Written exercise: Quote the data below in full, please, without altering anything.

The input:
○ ○ ○ ○ ○ ○ ○
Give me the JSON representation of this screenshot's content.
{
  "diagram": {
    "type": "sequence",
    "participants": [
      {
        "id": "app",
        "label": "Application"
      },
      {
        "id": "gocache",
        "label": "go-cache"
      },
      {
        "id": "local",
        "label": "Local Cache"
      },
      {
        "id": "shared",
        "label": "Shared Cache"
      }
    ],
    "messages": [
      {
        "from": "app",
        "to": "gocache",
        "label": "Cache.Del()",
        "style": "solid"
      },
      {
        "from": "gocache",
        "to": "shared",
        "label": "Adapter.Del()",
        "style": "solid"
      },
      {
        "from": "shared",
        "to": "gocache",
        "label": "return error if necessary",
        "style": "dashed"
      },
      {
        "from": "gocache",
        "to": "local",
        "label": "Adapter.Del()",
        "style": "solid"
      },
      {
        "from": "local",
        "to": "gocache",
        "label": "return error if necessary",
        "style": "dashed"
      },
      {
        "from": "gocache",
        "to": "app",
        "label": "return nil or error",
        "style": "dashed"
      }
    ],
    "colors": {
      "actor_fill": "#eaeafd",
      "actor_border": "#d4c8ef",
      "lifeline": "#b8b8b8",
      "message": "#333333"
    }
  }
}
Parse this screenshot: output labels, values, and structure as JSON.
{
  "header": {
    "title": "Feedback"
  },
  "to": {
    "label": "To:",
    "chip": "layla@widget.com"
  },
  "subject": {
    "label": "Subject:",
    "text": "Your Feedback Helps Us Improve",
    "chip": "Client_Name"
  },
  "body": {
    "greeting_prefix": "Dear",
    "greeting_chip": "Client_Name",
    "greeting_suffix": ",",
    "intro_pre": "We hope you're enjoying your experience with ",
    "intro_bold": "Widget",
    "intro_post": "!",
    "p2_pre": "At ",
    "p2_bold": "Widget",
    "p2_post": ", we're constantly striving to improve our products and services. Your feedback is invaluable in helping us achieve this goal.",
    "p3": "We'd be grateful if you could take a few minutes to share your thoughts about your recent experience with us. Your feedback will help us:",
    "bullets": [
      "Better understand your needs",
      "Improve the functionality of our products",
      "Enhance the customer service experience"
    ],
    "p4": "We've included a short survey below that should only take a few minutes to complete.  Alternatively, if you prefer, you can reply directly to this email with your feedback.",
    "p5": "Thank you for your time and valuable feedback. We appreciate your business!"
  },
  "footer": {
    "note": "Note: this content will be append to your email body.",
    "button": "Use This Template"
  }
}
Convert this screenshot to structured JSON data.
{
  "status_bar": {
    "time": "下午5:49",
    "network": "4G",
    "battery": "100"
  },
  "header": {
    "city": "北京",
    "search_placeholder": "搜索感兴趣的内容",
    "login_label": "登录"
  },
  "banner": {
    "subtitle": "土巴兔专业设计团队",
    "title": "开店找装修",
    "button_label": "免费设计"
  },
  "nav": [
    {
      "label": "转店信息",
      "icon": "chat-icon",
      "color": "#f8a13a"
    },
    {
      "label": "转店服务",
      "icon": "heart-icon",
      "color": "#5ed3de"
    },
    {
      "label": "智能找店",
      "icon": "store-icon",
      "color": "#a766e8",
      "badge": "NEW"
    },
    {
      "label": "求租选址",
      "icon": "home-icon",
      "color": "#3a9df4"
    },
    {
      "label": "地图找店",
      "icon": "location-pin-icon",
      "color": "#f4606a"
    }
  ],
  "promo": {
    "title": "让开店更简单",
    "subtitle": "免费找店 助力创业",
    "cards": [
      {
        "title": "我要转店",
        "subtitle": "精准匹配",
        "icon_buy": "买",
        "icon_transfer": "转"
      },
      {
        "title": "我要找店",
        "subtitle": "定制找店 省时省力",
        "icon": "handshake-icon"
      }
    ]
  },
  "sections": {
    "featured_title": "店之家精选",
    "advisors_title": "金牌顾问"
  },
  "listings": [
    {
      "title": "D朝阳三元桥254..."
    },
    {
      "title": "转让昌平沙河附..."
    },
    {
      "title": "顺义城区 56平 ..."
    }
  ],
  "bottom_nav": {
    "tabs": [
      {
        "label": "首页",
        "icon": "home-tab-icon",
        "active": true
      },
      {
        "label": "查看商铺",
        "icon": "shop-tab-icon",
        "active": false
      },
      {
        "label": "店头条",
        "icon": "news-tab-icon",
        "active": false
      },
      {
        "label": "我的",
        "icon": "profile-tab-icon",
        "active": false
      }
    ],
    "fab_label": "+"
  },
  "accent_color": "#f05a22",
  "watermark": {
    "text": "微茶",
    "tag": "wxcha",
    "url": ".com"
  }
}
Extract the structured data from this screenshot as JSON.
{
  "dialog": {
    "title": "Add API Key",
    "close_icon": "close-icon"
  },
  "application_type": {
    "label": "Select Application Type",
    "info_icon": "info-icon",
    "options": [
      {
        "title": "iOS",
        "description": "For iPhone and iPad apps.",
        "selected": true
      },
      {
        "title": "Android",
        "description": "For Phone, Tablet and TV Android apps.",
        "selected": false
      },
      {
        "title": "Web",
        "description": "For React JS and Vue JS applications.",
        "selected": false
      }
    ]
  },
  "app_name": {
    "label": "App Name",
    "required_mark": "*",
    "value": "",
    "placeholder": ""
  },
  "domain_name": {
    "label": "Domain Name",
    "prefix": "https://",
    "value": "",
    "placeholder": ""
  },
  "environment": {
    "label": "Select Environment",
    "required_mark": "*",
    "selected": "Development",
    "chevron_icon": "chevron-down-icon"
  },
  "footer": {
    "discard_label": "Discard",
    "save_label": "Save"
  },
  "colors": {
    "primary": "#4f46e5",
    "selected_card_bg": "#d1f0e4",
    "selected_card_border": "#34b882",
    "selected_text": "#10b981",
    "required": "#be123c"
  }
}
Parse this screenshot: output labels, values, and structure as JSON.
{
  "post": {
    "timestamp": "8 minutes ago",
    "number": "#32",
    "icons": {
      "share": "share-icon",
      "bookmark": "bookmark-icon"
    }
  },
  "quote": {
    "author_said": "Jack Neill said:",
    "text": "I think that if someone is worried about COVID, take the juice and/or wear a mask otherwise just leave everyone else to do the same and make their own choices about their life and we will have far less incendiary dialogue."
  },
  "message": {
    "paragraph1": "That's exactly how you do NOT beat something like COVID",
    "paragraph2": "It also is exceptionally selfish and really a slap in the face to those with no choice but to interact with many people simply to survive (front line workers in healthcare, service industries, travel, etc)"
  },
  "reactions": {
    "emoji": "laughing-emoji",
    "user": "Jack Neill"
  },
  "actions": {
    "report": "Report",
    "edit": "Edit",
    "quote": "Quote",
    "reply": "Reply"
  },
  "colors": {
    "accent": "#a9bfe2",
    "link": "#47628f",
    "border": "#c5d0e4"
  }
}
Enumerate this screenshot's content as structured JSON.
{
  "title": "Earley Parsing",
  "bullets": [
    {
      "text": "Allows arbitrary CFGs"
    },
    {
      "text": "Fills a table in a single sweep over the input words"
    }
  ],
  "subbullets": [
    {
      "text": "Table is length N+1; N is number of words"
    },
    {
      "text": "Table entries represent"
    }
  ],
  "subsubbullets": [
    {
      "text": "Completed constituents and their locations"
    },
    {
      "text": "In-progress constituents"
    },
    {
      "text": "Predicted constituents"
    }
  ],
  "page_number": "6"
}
○ ○ ○ ○ ○ ○ ○
Full answer:
Give me the JSON representation of this screenshot's content.
{
  "diagram": {
    "type": "sequence",
    "participants": [
      {
        "id": "app",
        "label": "Application"
      },
      {
        "id": "gocache",
        "label": "go-cache"
      },
      {
        "id": "local",
        "label": "Local Cache"
      },
      {
        "id": "shared",
        "label": "Shared Cache"
      }
    ],
    "messages": [
      {
        "from": "app",
        "to": "gocache",
        "label": "Cache.Del()",
        "style": "solid"
      },
      {
        "from": "gocache",
        "to": "shared",
        "label": "Adapter.Del()",
        "style": "solid"
      },
      {
        "from": "shared",
        "to": "gocache",
        "label": "return error if necessary",
        "style": "dashed"
      },
      {
        "from": "gocache",
        "to": "local",
        "label": "Adapter.Del()",
        "style": "solid"
      },
      {
        "from": "local",
        "to": "gocache",
        "label": "return error if necessary",
        "style": "dashed"
      },
      {
        "from": "gocache",
        "to": "app",
        "label": "return nil or error",
        "style": "dashed"
      }
    ],
    "colors": {
      "actor_fill": "#eaeafd",
      "actor_border": "#d4c8ef",
      "lifeline": "#b8b8b8",
      "message": "#333333"
    }
  }
}
Parse this screenshot: output labels, values, and structure as JSON.
{
  "header": {
    "title": "Feedback"
  },
  "to": {
    "label": "To:",
    "chip": "layla@widget.com"
  },
  "subject": {
    "label": "Subject:",
    "text": "Your Feedback Helps Us Improve",
    "chip": "Client_Name"
  },
  "body": {
    "greeting_prefix": "Dear",
    "greeting_chip": "Client_Name",
    "greeting_suffix": ",",
    "intro_pre": "We hope you're enjoying your experience with ",
    "intro_bold": "Widget",
    "intro_post": "!",
    "p2_pre": "At ",
    "p2_bold": "Widget",
    "p2_post": ", we're constantly striving to improve our products and services. Your feedback is invaluable in helping us achieve this goal.",
    "p3": "We'd be grateful if you could take a few minutes to share your thoughts about your recent experience with us. Your feedback will help us:",
    "bullets": [
      "Better understand your needs",
      "Improve the functionality of our products",
      "Enhance the customer service experience"
    ],
    "p4": "We've included a short survey below that should only take a few minutes to complete.  Alternatively, if you prefer, you can reply directly to this email with your feedback.",
    "p5": "Thank you for your time and valuable feedback. We appreciate your business!"
  },
  "footer": {
    "note": "Note: this content will be append to your email body.",
    "button": "Use This Template"
  }
}
Convert this screenshot to structured JSON data.
{
  "status_bar": {
    "time": "下午5:49",
    "network": "4G",
    "battery": "100"
  },
  "header": {
    "city": "北京",
    "search_placeholder": "搜索感兴趣的内容",
    "login_label": "登录"
  },
  "banner": {
    "subtitle": "土巴兔专业设计团队",
    "title": "开店找装修",
    "button_label": "免费设计"
  },
  "nav": [
    {
      "label": "转店信息",
      "icon": "chat-icon",
      "color": "#f8a13a"
    },
    {
      "label": "转店服务",
      "icon": "heart-icon",
      "color": "#5ed3de"
    },
    {
      "label": "智能找店",
      "icon": "store-icon",
      "color": "#a766e8",
      "badge": "NEW"
    },
    {
      "label": "求租选址",
      "icon": "home-icon",
      "color": "#3a9df4"
    },
    {
      "label": "地图找店",
      "icon": "location-pin-icon",
      "color": "#f4606a"
    }
  ],
  "promo": {
    "title": "让开店更简单",
    "subtitle": "免费找店 助力创业",
    "cards": [
      {
        "title": "我要转店",
        "subtitle": "精准匹配",
        "icon_buy": "买",
        "icon_transfer": "转"
      },
      {
        "title": "我要找店",
        "subtitle": "定制找店 省时省力",
        "icon": "handshake-icon"
      }
    ]
  },
  "sections": {
    "featured_title": "店之家精选",
    "advisors_title": "金牌顾问"
  },
  "listings": [
    {
      "title": "D朝阳三元桥254..."
    },
    {
      "title": "转让昌平沙河附..."
    },
    {
      "title": "顺义城区 56平 ..."
    }
  ],
  "bottom_nav": {
    "tabs": [
      {
        "label": "首页",
        "icon": "home-tab-icon",
        "active": true
      },
      {
        "label": "查看商铺",
        "icon": "shop-tab-icon",
        "active": false
      },
      {
        "label": "店头条",
        "icon": "news-tab-icon",
        "active": false
      },
      {
        "label": "我的",
        "icon": "profile-tab-icon",
        "active": false
      }
    ],
    "fab_label": "+"
  },
  "accent_color": "#f05a22",
  "watermark": {
    "text": "微茶",
    "tag": "wxcha",
    "url": ".com"
  }
}
Extract the structured data from this screenshot as JSON.
{
  "dialog": {
    "title": "Add API Key",
    "close_icon": "close-icon"
  },
  "application_type": {
    "label": "Select Application Type",
    "info_icon": "info-icon",
    "options": [
      {
        "title": "iOS",
        "description": "For iPhone and iPad apps.",
        "selected": true
      },
      {
        "title": "Android",
        "description": "For Phone, Tablet and TV Android apps.",
        "selected": false
      },
      {
        "title": "Web",
        "description": "For React JS and Vue JS applications.",
        "selected": false
      }
    ]
  },
  "app_name": {
    "label": "App Name",
    "required_mark": "*",
    "value": "",
    "placeholder": ""
  },
  "domain_name": {
    "label": "Domain Name",
    "prefix": "https://",
    "value": "",
    "placeholder": ""
  },
  "environment": {
    "label": "Select Environment",
    "required_mark": "*",
    "selected": "Development",
    "chevron_icon": "chevron-down-icon"
  },
  "footer": {
    "discard_label": "Discard",
    "save_label": "Save"
  },
  "colors": {
    "primary": "#4f46e5",
    "selected_card_bg": "#d1f0e4",
    "selected_card_border": "#34b882",
    "selected_text": "#10b981",
    "required": "#be123c"
  }
}
Parse this screenshot: output labels, values, and structure as JSON.
{
  "post": {
    "timestamp": "8 minutes ago",
    "number": "#32",
    "icons": {
      "share": "share-icon",
      "bookmark": "bookmark-icon"
    }
  },
  "quote": {
    "author_said": "Jack Neill said:",
    "text": "I think that if someone is worried about COVID, take the juice and/or wear a mask otherwise just leave everyone else to do the same and make their own choices about their life and we will have far less incendiary dialogue."
  },
  "message": {
    "paragraph1": "That's exactly how you do NOT beat something like COVID",
    "paragraph2": "It also is exceptionally selfish and really a slap in the face to those with no choice but to interact with many people simply to survive (front line workers in healthcare, service industries, travel, etc)"
  },
  "reactions": {
    "emoji": "laughing-emoji",
    "user": "Jack Neill"
  },
  "actions": {
    "report": "Report",
    "edit": "Edit",
    "quote": "Quote",
    "reply": "Reply"
  },
  "colors": {
    "accent": "#a9bfe2",
    "link": "#47628f",
    "border": "#c5d0e4"
  }
}
Enumerate this screenshot's content as structured JSON.
{
  "title": "Earley Parsing",
  "bullets": [
    {
      "text": "Allows arbitrary CFGs"
    },
    {
      "text": "Fills a table in a single sweep over the input words"
    }
  ],
  "subbullets": [
    {
      "text": "Table is length N+1; N is number of words"
    },
    {
      "text": "Table entries represent"
    }
  ],
  "subsubbullets": [
    {
      "text": "Completed constituents and their locations"
    },
    {
      "text": "In-progress constituents"
    },
    {
      "text": "Predicted constituents"
    }
  ],
  "page_number": "6"
}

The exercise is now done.